**Extracted data:**

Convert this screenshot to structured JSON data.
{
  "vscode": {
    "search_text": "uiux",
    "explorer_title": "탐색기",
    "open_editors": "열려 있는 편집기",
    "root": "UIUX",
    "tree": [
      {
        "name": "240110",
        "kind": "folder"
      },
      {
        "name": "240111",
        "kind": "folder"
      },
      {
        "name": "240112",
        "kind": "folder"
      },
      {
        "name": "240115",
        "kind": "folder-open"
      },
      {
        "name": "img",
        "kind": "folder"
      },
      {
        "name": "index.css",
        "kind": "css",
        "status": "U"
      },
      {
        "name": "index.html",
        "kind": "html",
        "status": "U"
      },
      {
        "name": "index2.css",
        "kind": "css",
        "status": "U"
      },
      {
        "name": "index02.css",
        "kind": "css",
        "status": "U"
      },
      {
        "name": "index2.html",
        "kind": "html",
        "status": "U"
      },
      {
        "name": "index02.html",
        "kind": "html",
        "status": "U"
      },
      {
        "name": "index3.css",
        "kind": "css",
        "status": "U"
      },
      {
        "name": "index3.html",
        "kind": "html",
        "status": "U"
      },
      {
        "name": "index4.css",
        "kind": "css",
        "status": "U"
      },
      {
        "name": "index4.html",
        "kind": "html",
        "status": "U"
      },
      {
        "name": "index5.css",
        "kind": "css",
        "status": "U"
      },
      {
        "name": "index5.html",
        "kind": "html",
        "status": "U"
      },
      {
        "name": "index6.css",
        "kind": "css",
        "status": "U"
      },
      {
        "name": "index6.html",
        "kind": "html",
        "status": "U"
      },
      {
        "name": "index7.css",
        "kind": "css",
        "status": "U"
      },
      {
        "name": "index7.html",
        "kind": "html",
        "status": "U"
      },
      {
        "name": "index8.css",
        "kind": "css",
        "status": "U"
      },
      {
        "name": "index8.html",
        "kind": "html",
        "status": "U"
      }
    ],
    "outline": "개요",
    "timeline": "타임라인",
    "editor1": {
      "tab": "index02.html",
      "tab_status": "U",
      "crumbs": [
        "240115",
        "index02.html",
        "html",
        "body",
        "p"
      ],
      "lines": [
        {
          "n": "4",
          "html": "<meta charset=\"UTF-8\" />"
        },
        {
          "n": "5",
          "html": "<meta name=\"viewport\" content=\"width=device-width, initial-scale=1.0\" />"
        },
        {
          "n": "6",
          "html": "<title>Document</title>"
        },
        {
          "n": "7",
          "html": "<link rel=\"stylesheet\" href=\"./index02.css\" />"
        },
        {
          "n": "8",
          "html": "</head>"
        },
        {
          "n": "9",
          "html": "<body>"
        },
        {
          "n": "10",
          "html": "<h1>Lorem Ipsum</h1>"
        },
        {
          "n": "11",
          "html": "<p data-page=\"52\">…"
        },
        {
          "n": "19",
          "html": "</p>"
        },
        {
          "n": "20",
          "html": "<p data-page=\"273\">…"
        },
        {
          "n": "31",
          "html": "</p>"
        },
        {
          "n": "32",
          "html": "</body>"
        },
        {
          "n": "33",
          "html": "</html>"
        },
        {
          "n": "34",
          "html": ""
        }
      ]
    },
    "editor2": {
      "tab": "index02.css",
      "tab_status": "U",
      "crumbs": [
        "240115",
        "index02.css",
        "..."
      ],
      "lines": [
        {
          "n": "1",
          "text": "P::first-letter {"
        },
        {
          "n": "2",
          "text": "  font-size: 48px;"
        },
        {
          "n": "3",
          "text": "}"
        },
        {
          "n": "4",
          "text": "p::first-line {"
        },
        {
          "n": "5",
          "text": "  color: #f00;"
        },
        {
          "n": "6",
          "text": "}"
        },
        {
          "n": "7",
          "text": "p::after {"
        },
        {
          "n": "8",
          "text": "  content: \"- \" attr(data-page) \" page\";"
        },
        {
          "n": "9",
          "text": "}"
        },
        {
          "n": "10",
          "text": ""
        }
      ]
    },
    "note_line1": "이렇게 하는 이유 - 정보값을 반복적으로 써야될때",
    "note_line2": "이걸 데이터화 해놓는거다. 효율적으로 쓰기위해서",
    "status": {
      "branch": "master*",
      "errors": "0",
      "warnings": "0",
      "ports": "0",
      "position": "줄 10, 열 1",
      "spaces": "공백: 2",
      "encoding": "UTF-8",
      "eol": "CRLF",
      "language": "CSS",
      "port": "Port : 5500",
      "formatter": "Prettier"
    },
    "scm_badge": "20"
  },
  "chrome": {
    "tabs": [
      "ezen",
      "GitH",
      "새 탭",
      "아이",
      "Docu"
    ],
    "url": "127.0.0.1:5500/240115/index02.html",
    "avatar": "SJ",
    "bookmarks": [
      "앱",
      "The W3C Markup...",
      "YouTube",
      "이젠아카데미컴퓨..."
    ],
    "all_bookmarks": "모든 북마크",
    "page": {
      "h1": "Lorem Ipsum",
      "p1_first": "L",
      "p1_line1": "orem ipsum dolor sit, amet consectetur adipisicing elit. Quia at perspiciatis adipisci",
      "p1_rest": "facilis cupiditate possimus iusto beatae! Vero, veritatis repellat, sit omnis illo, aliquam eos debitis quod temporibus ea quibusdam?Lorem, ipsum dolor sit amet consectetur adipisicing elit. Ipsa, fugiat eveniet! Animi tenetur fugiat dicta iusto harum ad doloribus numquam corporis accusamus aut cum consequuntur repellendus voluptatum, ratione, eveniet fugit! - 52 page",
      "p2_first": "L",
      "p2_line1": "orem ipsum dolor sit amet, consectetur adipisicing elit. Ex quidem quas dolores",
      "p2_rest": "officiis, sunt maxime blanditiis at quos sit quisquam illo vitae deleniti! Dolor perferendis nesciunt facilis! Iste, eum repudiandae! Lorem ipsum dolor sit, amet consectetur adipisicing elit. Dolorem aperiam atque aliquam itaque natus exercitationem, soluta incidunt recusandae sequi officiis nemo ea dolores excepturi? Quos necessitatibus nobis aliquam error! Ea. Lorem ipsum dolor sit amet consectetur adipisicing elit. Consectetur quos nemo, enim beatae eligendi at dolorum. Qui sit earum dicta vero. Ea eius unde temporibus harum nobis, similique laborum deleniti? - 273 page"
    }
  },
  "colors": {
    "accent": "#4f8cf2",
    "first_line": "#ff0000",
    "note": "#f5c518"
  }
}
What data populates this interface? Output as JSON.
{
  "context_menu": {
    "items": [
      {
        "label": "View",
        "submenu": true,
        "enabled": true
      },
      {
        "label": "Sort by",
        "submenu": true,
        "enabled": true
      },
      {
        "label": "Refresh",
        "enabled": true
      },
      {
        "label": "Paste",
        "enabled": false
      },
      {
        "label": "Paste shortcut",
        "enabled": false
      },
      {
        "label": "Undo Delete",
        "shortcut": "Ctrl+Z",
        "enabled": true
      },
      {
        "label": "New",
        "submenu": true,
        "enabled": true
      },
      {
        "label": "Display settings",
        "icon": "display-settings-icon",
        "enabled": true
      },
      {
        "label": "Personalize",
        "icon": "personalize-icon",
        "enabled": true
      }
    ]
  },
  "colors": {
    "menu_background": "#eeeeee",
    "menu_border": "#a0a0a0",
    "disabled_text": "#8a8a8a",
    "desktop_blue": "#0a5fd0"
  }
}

**Task requirements:** Output the lines above verbatim and in full.

**Solved exercise:**
Convert this screenshot to structured JSON data.
{
  "vscode": {
    "search_text": "uiux",
    "explorer_title": "탐색기",
    "open_editors": "열려 있는 편집기",
    "root": "UIUX",
    "tree": [
      {
        "name": "240110",
        "kind": "folder"
      },
      {
        "name": "240111",
        "kind": "folder"
      },
      {
        "name": "240112",
        "kind": "folder"
      },
      {
        "name": "240115",
        "kind": "folder-open"
      },
      {
        "name": "img",
        "kind": "folder"
      },
      {
        "name": "index.css",
        "kind": "css",
        "status": "U"
      },
      {
        "name": "index.html",
        "kind": "html",
        "status": "U"
      },
      {
        "name": "index2.css",
        "kind": "css",
        "status": "U"
      },
      {
        "name": "index02.css",
        "kind": "css",
        "status": "U"
      },
      {
        "name": "index2.html",
        "kind": "html",
        "status": "U"
      },
      {
        "name": "index02.html",
        "kind": "html",
        "status": "U"
      },
      {
        "name": "index3.css",
        "kind": "css",
        "status": "U"
      },
      {
        "name": "index3.html",
        "kind": "html",
        "status": "U"
      },
      {
        "name": "index4.css",
        "kind": "css",
        "status": "U"
      },
      {
        "name": "index4.html",
        "kind": "html",
        "status": "U"
      },
      {
        "name": "index5.css",
        "kind": "css",
        "status": "U"
      },
      {
        "name": "index5.html",
        "kind": "html",
        "status": "U"
      },
      {
        "name": "index6.css",
        "kind": "css",
        "status": "U"
      },
      {
        "name": "index6.html",
        "kind": "html",
        "status": "U"
      },
      {
        "name": "index7.css",
        "kind": "css",
        "status": "U"
      },
      {
        "name": "index7.html",
        "kind": "html",
        "status": "U"
      },
      {
        "name": "index8.css",
        "kind": "css",
        "status": "U"
      },
      {
        "name": "index8.html",
        "kind": "html",
        "status": "U"
      }
    ],
    "outline": "개요",
    "timeline": "타임라인",
    "editor1": {
      "tab": "index02.html",
      "tab_status": "U",
      "crumbs": [
        "240115",
        "index02.html",
        "html",
        "body",
        "p"
      ],
      "lines": [
        {
          "n": "4",
          "html": "<meta charset=\"UTF-8\" />"
        },
        {
          "n": "5",
          "html": "<meta name=\"viewport\" content=\"width=device-width, initial-scale=1.0\" />"
        },
        {
          "n": "6",
          "html": "<title>Document</title>"
        },
        {
          "n": "7",
          "html": "<link rel=\"stylesheet\" href=\"./index02.css\" />"
        },
        {
          "n": "8",
          "html": "</head>"
        },
        {
          "n": "9",
          "html": "<body>"
        },
        {
          "n": "10",
          "html": "<h1>Lorem Ipsum</h1>"
        },
        {
          "n": "11",
          "html": "<p data-page=\"52\">…"
        },
        {
          "n": "19",
          "html": "</p>"
        },
        {
          "n": "20",
          "html": "<p data-page=\"273\">…"
        },
        {
          "n": "31",
          "html": "</p>"
        },
        {
          "n": "32",
          "html": "</body>"
        },
        {
          "n": "33",
          "html": "</html>"
        },
        {
          "n": "34",
          "html": ""
        }
      ]
    },
    "editor2": {
      "tab": "index02.css",
      "tab_status": "U",
      "crumbs": [
        "240115",
        "index02.css",
        "..."
      ],
      "lines": [
        {
          "n": "1",
          "text": "P::first-letter {"
        },
        {
          "n": "2",
          "text": "  font-size: 48px;"
        },
        {
          "n": "3",
          "text": "}"
        },
        {
          "n": "4",
          "text": "p::first-line {"
        },
        {
          "n": "5",
          "text": "  color: #f00;"
        },
        {
          "n": "6",
          "text": "}"
        },
        {
          "n": "7",
          "text": "p::after {"
        },
        {
          "n": "8",
          "text": "  content: \"- \" attr(data-page) \" page\";"
        },
        {
          "n": "9",
          "text": "}"
        },
        {
          "n": "10",
          "text": ""
        }
      ]
    },
    "note_line1": "이렇게 하는 이유 - 정보값을 반복적으로 써야될때",
    "note_line2": "이걸 데이터화 해놓는거다. 효율적으로 쓰기위해서",
    "status": {
      "branch": "master*",
      "errors": "0",
      "warnings": "0",
      "ports": "0",
      "position": "줄 10, 열 1",
      "spaces": "공백: 2",
      "encoding": "UTF-8",
      "eol": "CRLF",
      "language": "CSS",
      "port": "Port : 5500",
      "formatter": "Prettier"
    },
    "scm_badge": "20"
  },
  "chrome": {
    "tabs": [
      "ezen",
      "GitH",
      "새 탭",
      "아이",
      "Docu"
    ],
    "url": "127.0.0.1:5500/240115/index02.html",
    "avatar": "SJ",
    "bookmarks": [
      "앱",
      "The W3C Markup...",
      "YouTube",
      "이젠아카데미컴퓨..."
    ],
    "all_bookmarks": "모든 북마크",
    "page": {
      "h1": "Lorem Ipsum",
      "p1_first": "L",
      "p1_line1": "orem ipsum dolor sit, amet consectetur adipisicing elit. Quia at perspiciatis adipisci",
      "p1_rest": "facilis cupiditate possimus iusto beatae! Vero, veritatis repellat, sit omnis illo, aliquam eos debitis quod temporibus ea quibusdam?Lorem, ipsum dolor sit amet consectetur adipisicing elit. Ipsa, fugiat eveniet! Animi tenetur fugiat dicta iusto harum ad doloribus numquam corporis accusamus aut cum consequuntur repellendus voluptatum, ratione, eveniet fugit! - 52 page",
      "p2_first": "L",
      "p2_line1": "orem ipsum dolor sit amet, consectetur adipisicing elit. Ex quidem quas dolores",
      "p2_rest": "officiis, sunt maxime blanditiis at quos sit quisquam illo vitae deleniti! Dolor perferendis nesciunt facilis! Iste, eum repudiandae! Lorem ipsum dolor sit, amet consectetur adipisicing elit. Dolorem aperiam atque aliquam itaque natus exercitationem, soluta incidunt recusandae sequi officiis nemo ea dolores excepturi? Quos necessitatibus nobis aliquam error! Ea. Lorem ipsum dolor sit amet consectetur adipisicing elit. Consectetur quos nemo, enim beatae eligendi at dolorum. Qui sit earum dicta vero. Ea eius unde temporibus harum nobis, similique laborum deleniti? - 273 page"
    }
  },
  "colors": {
    "accent": "#4f8cf2",
    "first_line": "#ff0000",
    "note": "#f5c518"
  }
}
What data populates this interface? Output as JSON.
{
  "context_menu": {
    "items": [
      {
        "label": "View",
        "submenu": true,
        "enabled": true
      },
      {
        "label": "Sort by",
        "submenu": true,
        "enabled": true
      },
      {
        "label": "Refresh",
        "enabled": true
      },
      {
        "label": "Paste",
        "enabled": false
      },
      {
        "label": "Paste shortcut",
        "enabled": false
      },
      {
        "label": "Undo Delete",
        "shortcut": "Ctrl+Z",
        "enabled": true
      },
      {
        "label": "New",
        "submenu": true,
        "enabled": true
      },
      {
        "label": "Display settings",
        "icon": "display-settings-icon",
        "enabled": true
      },
      {
        "label": "Personalize",
        "icon": "personalize-icon",
        "enabled": true
      }
    ]
  },
  "colors": {
    "menu_background": "#eeeeee",
    "menu_border": "#a0a0a0",
    "disabled_text": "#8a8a8a",
    "desktop_blue": "#0a5fd0"
  }
}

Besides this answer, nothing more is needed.